**The request**
Go through the listing and copy each line with the string "también".
++++ Task data ++++
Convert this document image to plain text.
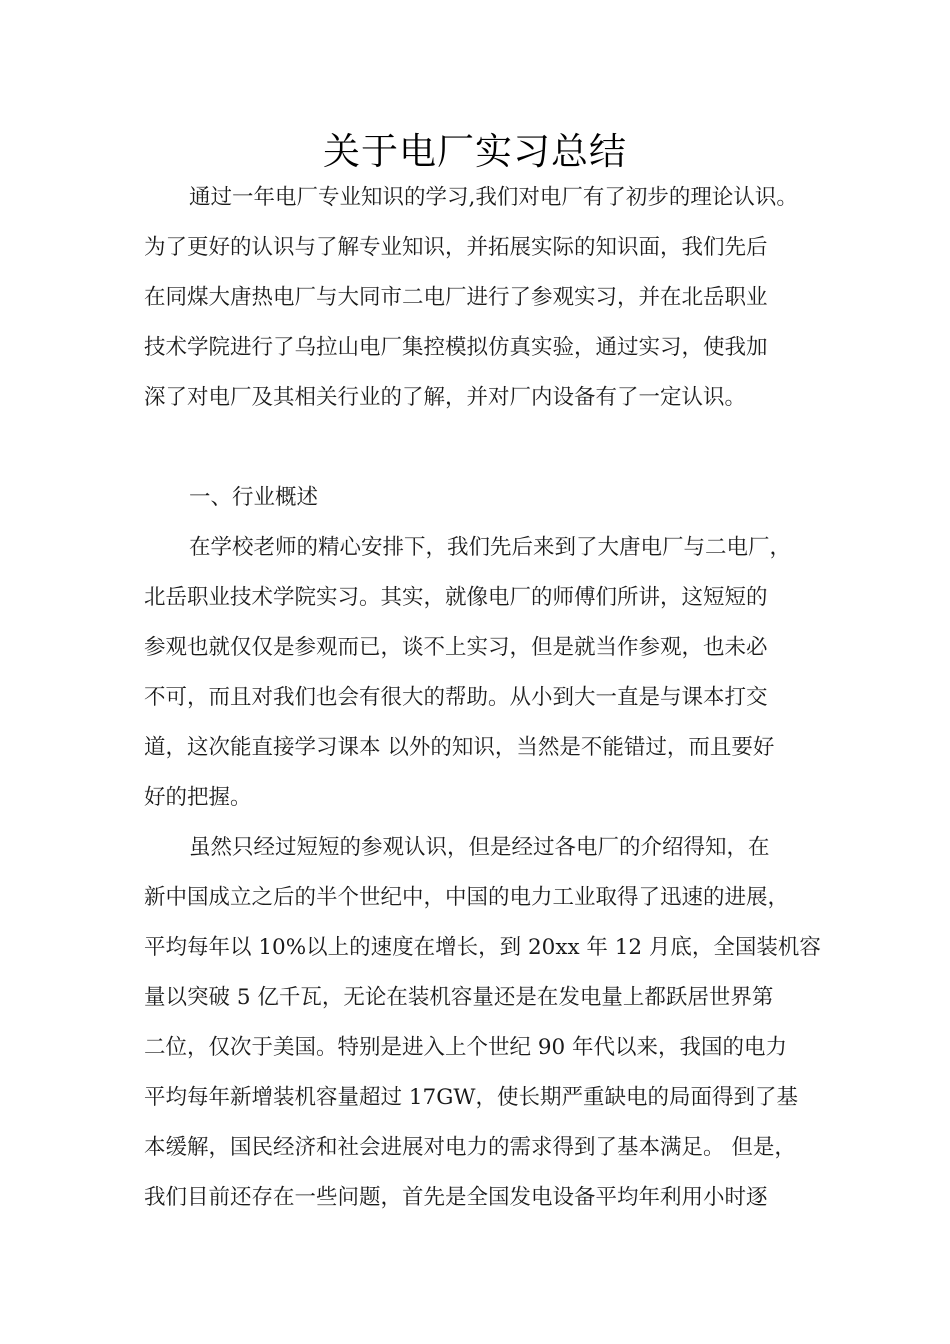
关于电厂实习总结
通过一年电厂专业知识的学习,我们对电厂有了初步的理论认识。
为了更好的认识与了解专业知识，并拓展实际的知识面，我们先后
在同煤大唐热电厂与大同市二电厂进行了参观实习，并在北岳职业
技术学院进行了乌拉山电厂集控模拟仿真实验，通过实习，使我加
深了对电厂及其相关行业的了解，并对厂内设备有了一定认识。
一、行业概述
在学校老师的精心安排下，我们先后来到了大唐电厂与二电厂，
北岳职业技术学院实习。其实，就像电厂的师傅们所讲，这短短的
参观也就仅仅是参观而已，谈不上实习，但是就当作参观，也未必
不可，而且对我们也会有很大的帮助。从小到大一直是与课本打交
道，这次能直接学习课本 以外的知识，当然是不能错过，而且要好
好的把握。
虽然只经过短短的参观认识，但是经过各电厂的介绍得知，在
新中国成立之后的半个世纪中，中国的电力工业取得了迅速的进展，
平均每年以 10%以上的速度在增长，到 20xx 年 12 月底，全国装机容
量以突破 5 亿千瓦，无论在装机容量还是在发电量上都跃居世界第
二位，仅次于美国。特别是进入上个世纪 90 年代以来，我国的电力
平均每年新增装机容量超过 17GW，使长期严重缺电的局面得到了基
本缓解，国民经济和社会进展对电力的需求得到了基本满足。 但是，
我们目前还存在一些问题，首先是全国发电设备平均年利用小时逐
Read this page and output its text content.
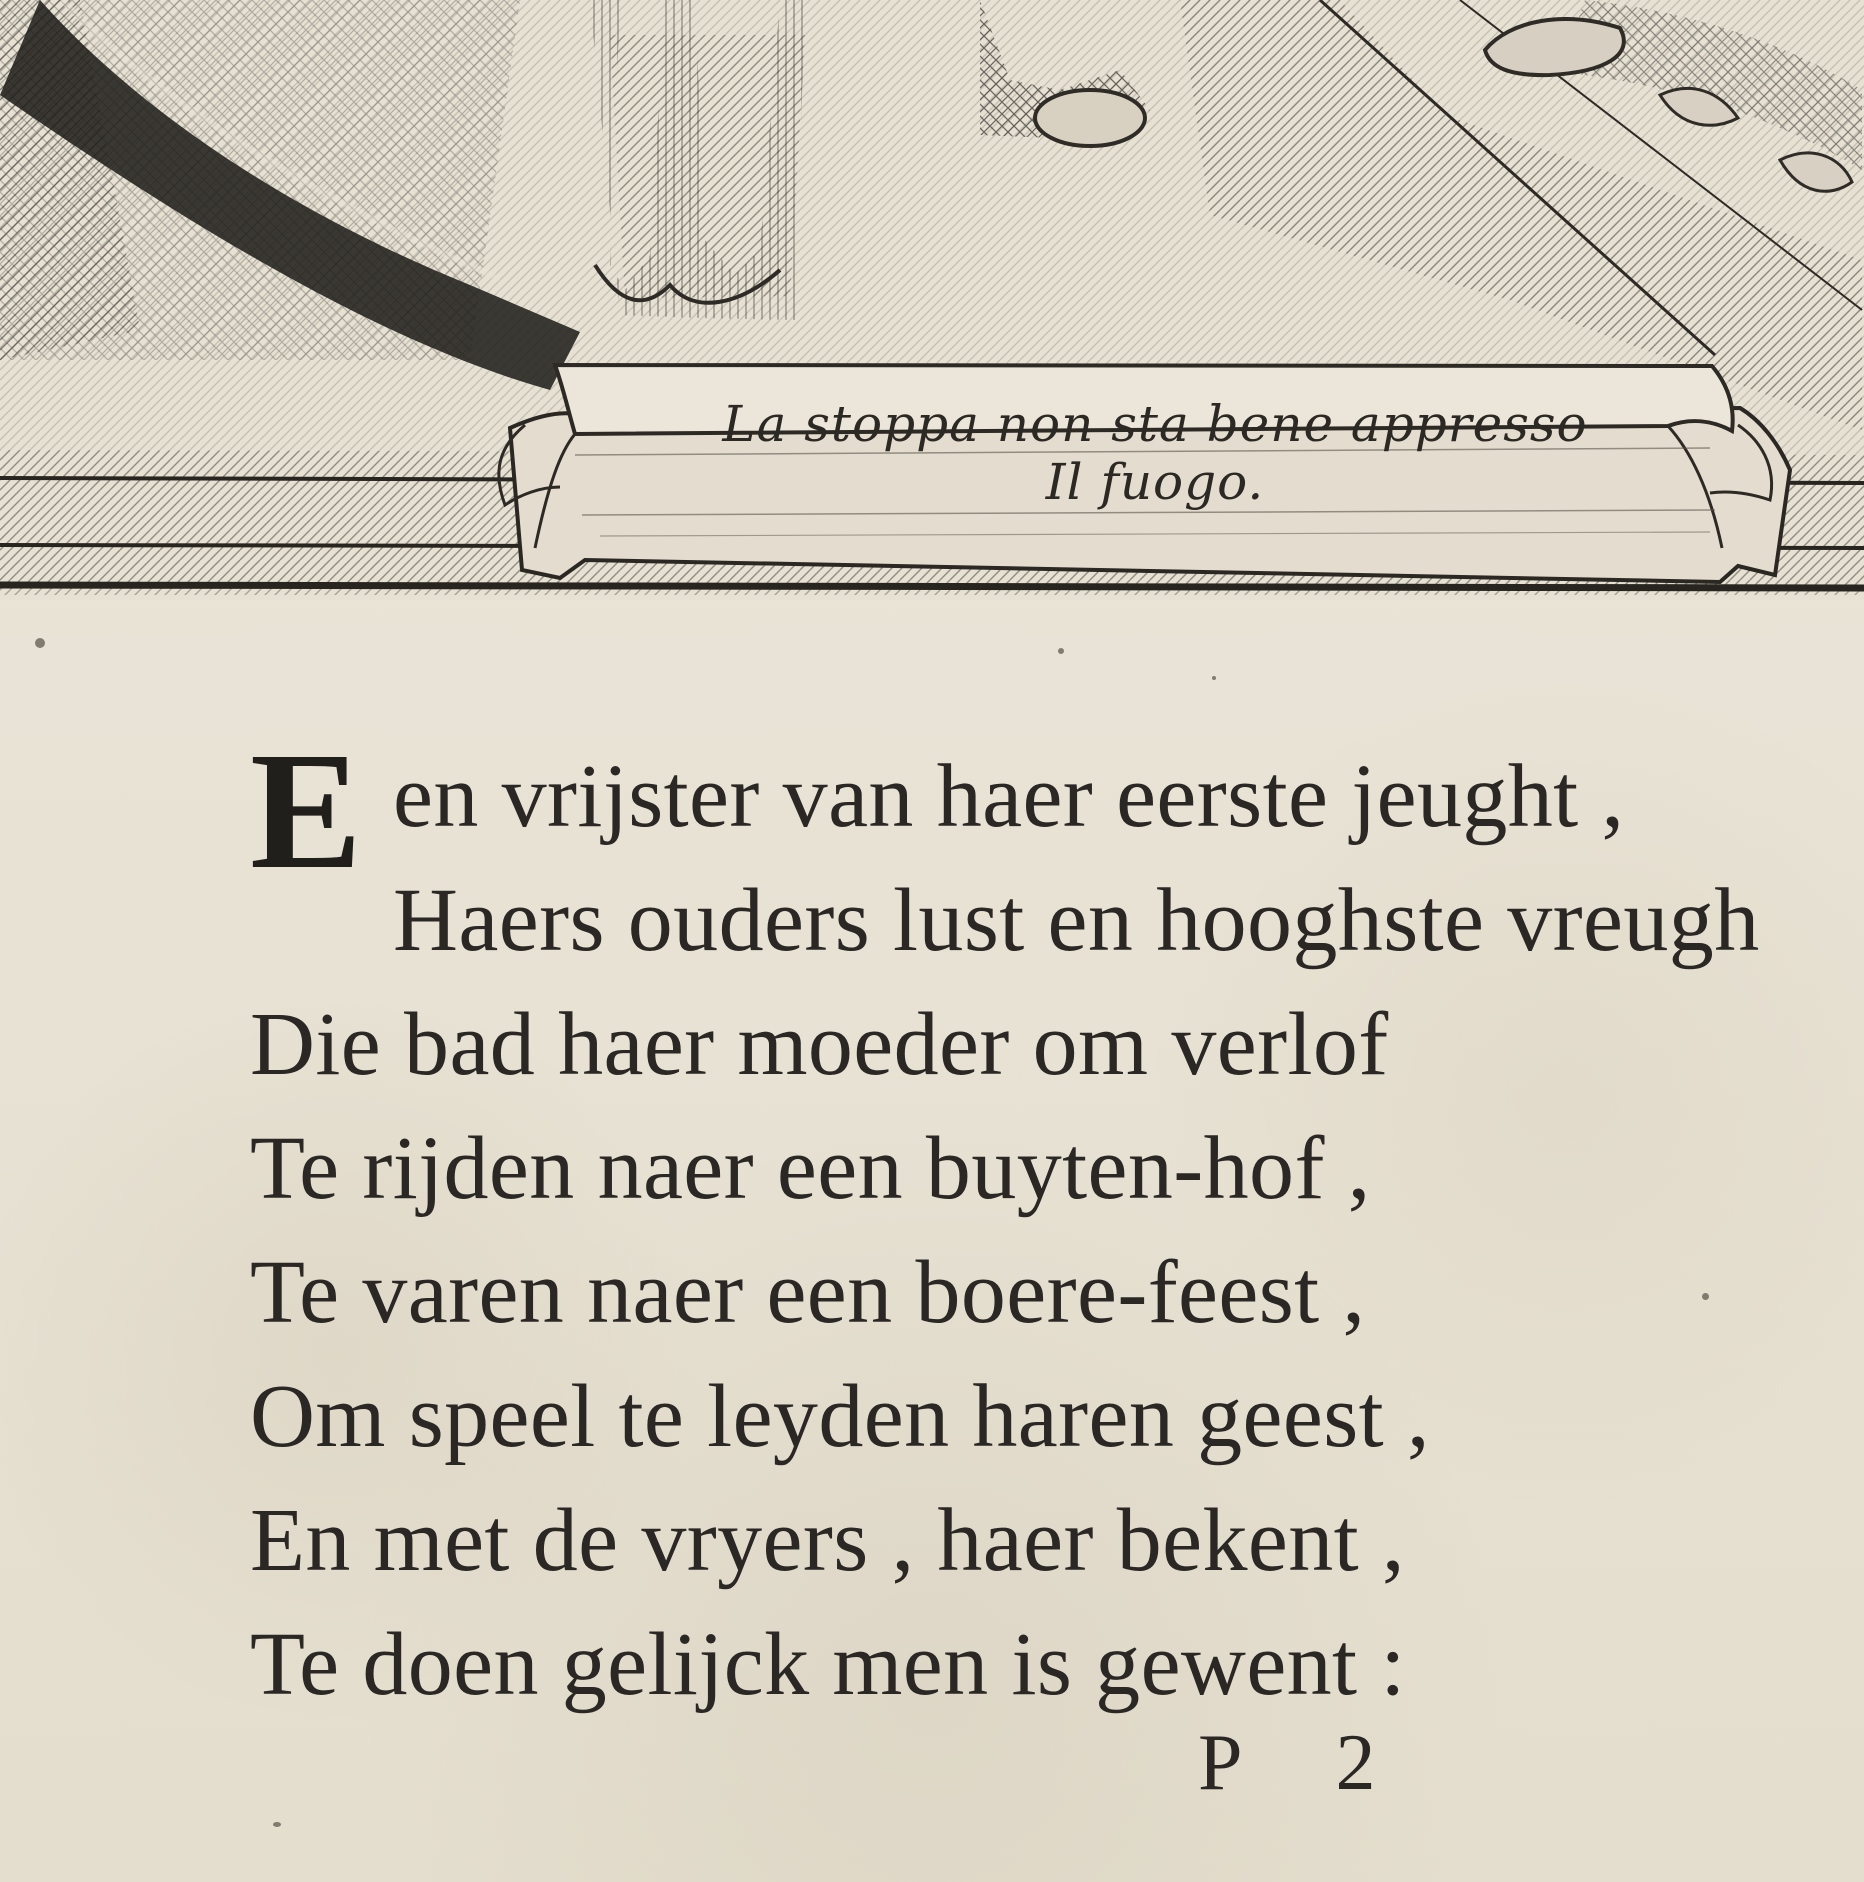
La stoppa non sta bene appresso
Il fuogo.
E en vrijster van haer eerste jeught ,
Haers ouders lust en hooghste vreugh
Die bad haer moeder om verlof
Te rijden naer een buyten-hof ,
Te varen naer een boere-feest ,
Om speel te leyden haren geest ,
En met de vryers , haer bekent ,
Te doen gelijck men is gewent :
P 2
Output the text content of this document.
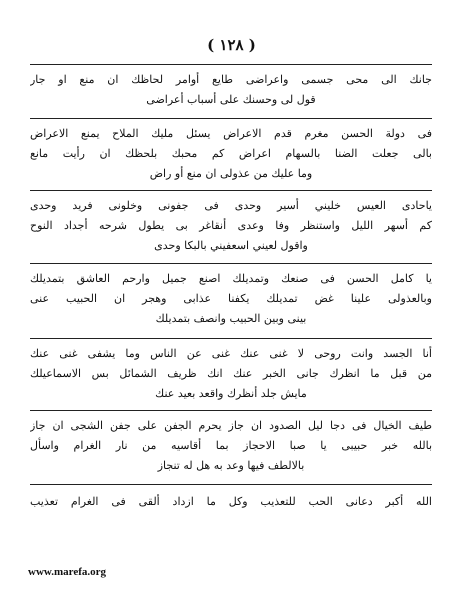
( ١٢٨ )
جانك الى محى جسمى واعراضى طايع أوامر لحاظك ان منع او جار
قول لى وحسنك على أسباب أعراضى
فى دولة الحسن مغرم قدم الاعراض يسئل مليك الملاح يمنع الاعراض
بالى جعلت الضنا بالسهام اعراض كم محبك بلحظك ان رأيت مانع
وما عليك من عذولى ان منع أو راض
ياحادى العيس خليني أسير وحدى فى جفونى وخلونى فريد وحدى
كم أسهر الليل واستنظر وفا وعدى أنقاغر بى يطول شرحه أجداد النوح
واقول لعيني اسعفيني بالبكا وحدى
يا كامل الحسن فى صنعك وتمديلك اصنع جميل وارحم العاشق بتمديلك
وبالعذولى علينا غض تمديلك يكفنا عذابى وهجر ان الحبيب عنى
بينى وبين الحبيب وانصف بتمديلك
أنا الجسد وانت روحى لا غنى عنك غنى عن الناس وما يشفى غنى عنك
من قبل ما انظرك جانى الخبر عنك انك ظريف الشمائل بس الاسماعيلك
مايش جلد أنظرك واقعد بعيد عنك
طيف الخيال فى دجا ليل الصدود ان جاز يحرم الجفن على جفن الشجى ان جاز
بالله خبر حبيبى يا صبا الاحجاز بما أقاسيه من نار الغرام واسأل
بالالطف فيها وعد به هل له تنجاز
الله أكبر دعانى الحب للتعذيب وكل ما ازداد ألقى فى الغرام تعذيب
www.marefa.org
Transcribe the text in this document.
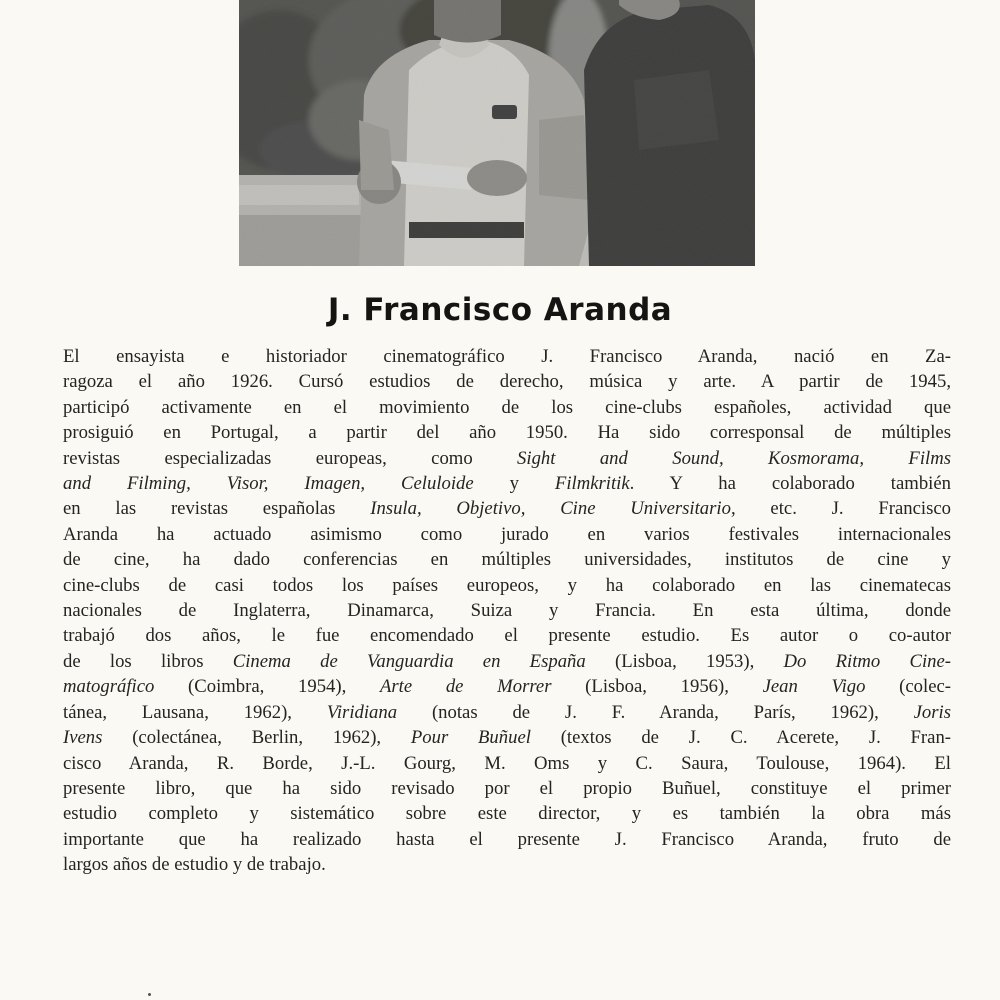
J. Francisco Aranda
El ensayista e historiador cinematográfico J. Francisco Aranda, nació en Za-
ragoza el año 1926. Cursó estudios de derecho, música y arte. A partir de 1945,
participó activamente en el movimiento de los cine-clubs españoles, actividad que
prosiguió en Portugal, a partir del año 1950. Ha sido corresponsal de múltiples
revistas especializadas europeas, como Sight and Sound, Kosmorama, Films
and Filming, Visor, Imagen, Celuloide y Filmkritik. Y ha colaborado también
en las revistas españolas Insula, Objetivo, Cine Universitario, etc. J. Francisco
Aranda ha actuado asimismo como jurado en varios festivales internacionales
de cine, ha dado conferencias en múltiples universidades, institutos de cine y
cine-clubs de casi todos los países europeos, y ha colaborado en las cinematecas
nacionales de Inglaterra, Dinamarca, Suiza y Francia. En esta última, donde
trabajó dos años, le fue encomendado el presente estudio. Es autor o co-autor
de los libros Cinema de Vanguardia en España (Lisboa, 1953), Do Ritmo Cine-
matográfico (Coimbra, 1954), Arte de Morrer (Lisboa, 1956), Jean Vigo (colec-
tánea, Lausana, 1962), Viridiana (notas de J. F. Aranda, París, 1962), Joris
Ivens (colectánea, Berlin, 1962), Pour Buñuel (textos de J. C. Acerete, J. Fran-
cisco Aranda, R. Borde, J.-L. Gourg, M. Oms y C. Saura, Toulouse, 1964). El
presente libro, que ha sido revisado por el propio Buñuel, constituye el primer
estudio completo y sistemático sobre este director, y es también la obra más
importante que ha realizado hasta el presente J. Francisco Aranda, fruto de
largos años de estudio y de trabajo.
++++
**Result**
and Filming, Visor, Imagen, Celuloide y Filmkritik. Y ha colaborado también
estudio completo y sistemático sobre este director, y es también la obra más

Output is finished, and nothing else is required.